**TASK GOAL:**
Arrange the entries from the first line through the line holding "sort-selector[interactable]: ↑↓ Module", inclusive, as a Markdown table with the columns Row and Line, numbering each row and leaving out blank lines.

—————

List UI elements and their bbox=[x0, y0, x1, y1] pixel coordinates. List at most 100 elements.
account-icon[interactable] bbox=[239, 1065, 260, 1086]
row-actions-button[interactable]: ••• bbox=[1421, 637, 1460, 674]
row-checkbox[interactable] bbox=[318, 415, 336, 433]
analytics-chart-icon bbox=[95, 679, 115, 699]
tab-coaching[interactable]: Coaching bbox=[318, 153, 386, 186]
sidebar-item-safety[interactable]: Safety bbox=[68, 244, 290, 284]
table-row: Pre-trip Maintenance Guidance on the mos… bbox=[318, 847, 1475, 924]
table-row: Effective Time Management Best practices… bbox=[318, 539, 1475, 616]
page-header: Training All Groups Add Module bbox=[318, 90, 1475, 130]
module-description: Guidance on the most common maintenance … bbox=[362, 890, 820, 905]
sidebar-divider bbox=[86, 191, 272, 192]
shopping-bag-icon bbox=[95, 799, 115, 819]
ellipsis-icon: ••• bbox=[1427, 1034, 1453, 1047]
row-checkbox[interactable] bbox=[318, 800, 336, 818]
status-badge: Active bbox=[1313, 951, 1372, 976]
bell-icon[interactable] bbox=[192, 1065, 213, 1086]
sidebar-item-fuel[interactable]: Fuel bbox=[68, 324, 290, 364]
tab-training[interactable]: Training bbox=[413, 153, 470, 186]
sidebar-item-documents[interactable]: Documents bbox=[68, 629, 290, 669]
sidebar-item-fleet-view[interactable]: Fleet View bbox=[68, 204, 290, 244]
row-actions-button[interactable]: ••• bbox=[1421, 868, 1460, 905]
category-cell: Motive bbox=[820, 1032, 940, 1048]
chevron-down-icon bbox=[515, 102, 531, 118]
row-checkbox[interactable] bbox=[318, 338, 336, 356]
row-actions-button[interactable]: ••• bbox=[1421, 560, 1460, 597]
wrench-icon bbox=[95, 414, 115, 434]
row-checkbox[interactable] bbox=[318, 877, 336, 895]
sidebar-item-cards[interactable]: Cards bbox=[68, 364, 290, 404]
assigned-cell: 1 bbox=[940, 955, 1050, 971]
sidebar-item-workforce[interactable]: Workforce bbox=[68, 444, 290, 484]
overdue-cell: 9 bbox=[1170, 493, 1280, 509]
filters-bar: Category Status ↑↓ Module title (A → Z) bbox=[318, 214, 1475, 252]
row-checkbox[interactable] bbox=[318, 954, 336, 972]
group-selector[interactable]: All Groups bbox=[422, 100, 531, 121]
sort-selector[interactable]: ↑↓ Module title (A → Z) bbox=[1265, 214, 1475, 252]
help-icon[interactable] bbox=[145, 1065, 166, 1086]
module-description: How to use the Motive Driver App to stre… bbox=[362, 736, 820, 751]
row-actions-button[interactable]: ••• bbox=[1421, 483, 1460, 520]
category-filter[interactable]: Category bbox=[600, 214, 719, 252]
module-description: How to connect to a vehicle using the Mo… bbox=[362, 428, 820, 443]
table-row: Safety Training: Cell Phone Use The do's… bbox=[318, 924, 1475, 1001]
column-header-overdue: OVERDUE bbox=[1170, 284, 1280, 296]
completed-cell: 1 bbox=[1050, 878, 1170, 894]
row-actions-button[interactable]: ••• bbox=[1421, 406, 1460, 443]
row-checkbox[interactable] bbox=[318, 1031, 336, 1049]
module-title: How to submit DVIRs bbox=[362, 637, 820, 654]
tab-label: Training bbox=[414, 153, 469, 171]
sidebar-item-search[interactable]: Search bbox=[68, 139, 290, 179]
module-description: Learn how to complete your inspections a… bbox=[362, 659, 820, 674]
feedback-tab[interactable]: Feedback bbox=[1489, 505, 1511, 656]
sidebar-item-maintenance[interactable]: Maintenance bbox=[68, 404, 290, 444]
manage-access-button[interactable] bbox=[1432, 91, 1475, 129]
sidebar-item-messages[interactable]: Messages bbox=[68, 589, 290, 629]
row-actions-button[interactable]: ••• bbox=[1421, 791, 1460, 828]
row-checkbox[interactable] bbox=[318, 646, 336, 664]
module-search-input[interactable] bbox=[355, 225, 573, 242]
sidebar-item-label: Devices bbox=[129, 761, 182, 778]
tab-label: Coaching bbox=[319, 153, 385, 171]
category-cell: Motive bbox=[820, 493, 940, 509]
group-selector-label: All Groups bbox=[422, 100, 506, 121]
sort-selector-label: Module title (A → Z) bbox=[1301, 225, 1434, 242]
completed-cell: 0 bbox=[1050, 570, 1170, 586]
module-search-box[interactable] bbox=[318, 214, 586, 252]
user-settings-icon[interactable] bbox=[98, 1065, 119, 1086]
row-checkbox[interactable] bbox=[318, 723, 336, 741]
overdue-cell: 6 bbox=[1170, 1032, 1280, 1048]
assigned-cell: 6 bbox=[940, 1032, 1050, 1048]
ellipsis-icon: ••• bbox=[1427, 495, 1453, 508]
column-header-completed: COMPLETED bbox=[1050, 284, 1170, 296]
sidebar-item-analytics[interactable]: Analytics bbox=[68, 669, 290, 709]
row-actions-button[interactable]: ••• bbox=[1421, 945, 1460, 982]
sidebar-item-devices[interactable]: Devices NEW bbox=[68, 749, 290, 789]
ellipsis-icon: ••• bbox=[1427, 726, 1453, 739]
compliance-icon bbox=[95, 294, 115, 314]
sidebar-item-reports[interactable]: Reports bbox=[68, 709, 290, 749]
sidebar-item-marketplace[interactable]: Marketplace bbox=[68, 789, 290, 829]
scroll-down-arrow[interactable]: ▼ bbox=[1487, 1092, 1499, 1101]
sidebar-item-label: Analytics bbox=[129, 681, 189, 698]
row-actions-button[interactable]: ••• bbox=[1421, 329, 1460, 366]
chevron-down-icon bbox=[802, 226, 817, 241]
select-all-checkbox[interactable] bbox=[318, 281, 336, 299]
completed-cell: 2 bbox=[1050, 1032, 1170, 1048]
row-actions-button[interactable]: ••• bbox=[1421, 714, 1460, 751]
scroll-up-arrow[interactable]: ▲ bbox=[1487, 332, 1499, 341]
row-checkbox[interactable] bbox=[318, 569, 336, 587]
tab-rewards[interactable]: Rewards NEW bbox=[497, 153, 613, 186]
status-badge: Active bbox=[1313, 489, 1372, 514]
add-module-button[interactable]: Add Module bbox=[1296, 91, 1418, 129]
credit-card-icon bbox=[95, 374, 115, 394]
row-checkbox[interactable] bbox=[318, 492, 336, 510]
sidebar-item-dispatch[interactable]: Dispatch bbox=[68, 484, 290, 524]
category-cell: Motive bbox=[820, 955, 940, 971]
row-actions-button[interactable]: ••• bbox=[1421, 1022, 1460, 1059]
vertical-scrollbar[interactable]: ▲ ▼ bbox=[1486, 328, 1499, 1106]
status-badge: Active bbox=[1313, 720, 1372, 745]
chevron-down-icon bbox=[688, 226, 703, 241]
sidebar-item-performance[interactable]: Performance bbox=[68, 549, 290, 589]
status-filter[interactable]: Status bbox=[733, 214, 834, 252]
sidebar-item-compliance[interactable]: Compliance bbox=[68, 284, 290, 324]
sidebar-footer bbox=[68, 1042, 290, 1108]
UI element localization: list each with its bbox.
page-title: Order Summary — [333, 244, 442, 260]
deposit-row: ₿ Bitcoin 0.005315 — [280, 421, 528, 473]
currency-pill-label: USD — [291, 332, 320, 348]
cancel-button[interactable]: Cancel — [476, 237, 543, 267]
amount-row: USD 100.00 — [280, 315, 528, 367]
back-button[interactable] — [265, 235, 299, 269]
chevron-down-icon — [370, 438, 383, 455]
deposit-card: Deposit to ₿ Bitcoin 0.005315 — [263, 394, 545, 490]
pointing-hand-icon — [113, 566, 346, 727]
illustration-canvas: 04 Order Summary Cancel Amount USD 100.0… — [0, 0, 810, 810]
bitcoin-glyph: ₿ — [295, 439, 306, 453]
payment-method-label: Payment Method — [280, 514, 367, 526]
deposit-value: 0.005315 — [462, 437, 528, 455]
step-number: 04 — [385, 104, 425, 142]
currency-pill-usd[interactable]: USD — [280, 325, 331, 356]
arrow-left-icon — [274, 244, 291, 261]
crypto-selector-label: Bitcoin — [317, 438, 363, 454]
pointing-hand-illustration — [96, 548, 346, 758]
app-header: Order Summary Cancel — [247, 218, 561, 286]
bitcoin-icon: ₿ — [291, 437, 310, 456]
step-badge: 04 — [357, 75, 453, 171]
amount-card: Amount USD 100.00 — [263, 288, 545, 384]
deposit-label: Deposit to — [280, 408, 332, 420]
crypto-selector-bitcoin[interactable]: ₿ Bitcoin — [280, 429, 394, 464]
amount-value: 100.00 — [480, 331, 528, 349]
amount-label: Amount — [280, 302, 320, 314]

—————

**ANSWER TO THIS TASK:**
| Row | Line |
|---|---|
| 1 | List UI elements and their bbox=[x0, y0, x1, y1] pixel coordinates. List at most 100 elements. |
| 2 | account-icon[interactable] bbox=[239, 1065, 260, 1086] |
| 3 | row-actions-button[interactable]: ••• bbox=[1421, 637, 1460, 674] |
| 4 | row-checkbox[interactable] bbox=[318, 415, 336, 433] |
| 5 | analytics-chart-icon bbox=[95, 679, 115, 699] |
| 6 | tab-coaching[interactable]: Coaching bbox=[318, 153, 386, 186] |
| 7 | sidebar-item-safety[interactable]: Safety bbox=[68, 244, 290, 284] |
| 8 | table-row: Pre-trip Maintenance Guidance on the mos… bbox=[318, 847, 1475, 924] |
| 9 | table-row: Effective Time Management Best practices… bbox=[318, 539, 1475, 616] |
| 10 | page-header: Training All Groups Add Module bbox=[318, 90, 1475, 130] |
| 11 | module-description: Guidance on the most common maintenance … bbox=[362, 890, 820, 905] |
| 12 | sidebar-divider bbox=[86, 191, 272, 192] |
| 13 | shopping-bag-icon bbox=[95, 799, 115, 819] |
| 14 | ellipsis-icon: ••• bbox=[1427, 1034, 1453, 1047] |
| 15 | row-checkbox[interactable] bbox=[318, 800, 336, 818] |
| 16 | status-badge: Active bbox=[1313, 951, 1372, 976] |
| 17 | bell-icon[interactable] bbox=[192, 1065, 213, 1086] |
| 18 | sidebar-item-fuel[interactable]: Fuel bbox=[68, 324, 290, 364] |
| 19 | tab-training[interactable]: Training bbox=[413, 153, 470, 186] |
| 20 | sidebar-item-documents[interactable]: Documents bbox=[68, 629, 290, 669] |
| 21 | sidebar-item-fleet-view[interactable]: Fleet View bbox=[68, 204, 290, 244] |
| 22 | row-actions-button[interactable]: ••• bbox=[1421, 868, 1460, 905] |
| 23 | category-cell: Motive bbox=[820, 1032, 940, 1048] |
| 24 | chevron-down-icon bbox=[515, 102, 531, 118] |
| 25 | row-checkbox[interactable] bbox=[318, 338, 336, 356] |
| 26 | row-actions-button[interactable]: ••• bbox=[1421, 560, 1460, 597] |
| 27 | wrench-icon bbox=[95, 414, 115, 434] |
| 28 | row-checkbox[interactable] bbox=[318, 877, 336, 895] |
| 29 | sidebar-item-cards[interactable]: Cards bbox=[68, 364, 290, 404] |
| 30 | assigned-cell: 1 bbox=[940, 955, 1050, 971] |
| 31 | sidebar-item-workforce[interactable]: Workforce bbox=[68, 444, 290, 484] |
| 32 | overdue-cell: 9 bbox=[1170, 493, 1280, 509] |
| 33 | filters-bar: Category Status ↑↓ Module title (A → Z) bbox=[318, 214, 1475, 252] |
| 34 | row-checkbox[interactable] bbox=[318, 954, 336, 972] |
| 35 | group-selector[interactable]: All Groups bbox=[422, 100, 531, 121] |
| 36 | sort-selector[interactable]: ↑↓ Module title (A → Z) bbox=[1265, 214, 1475, 252] |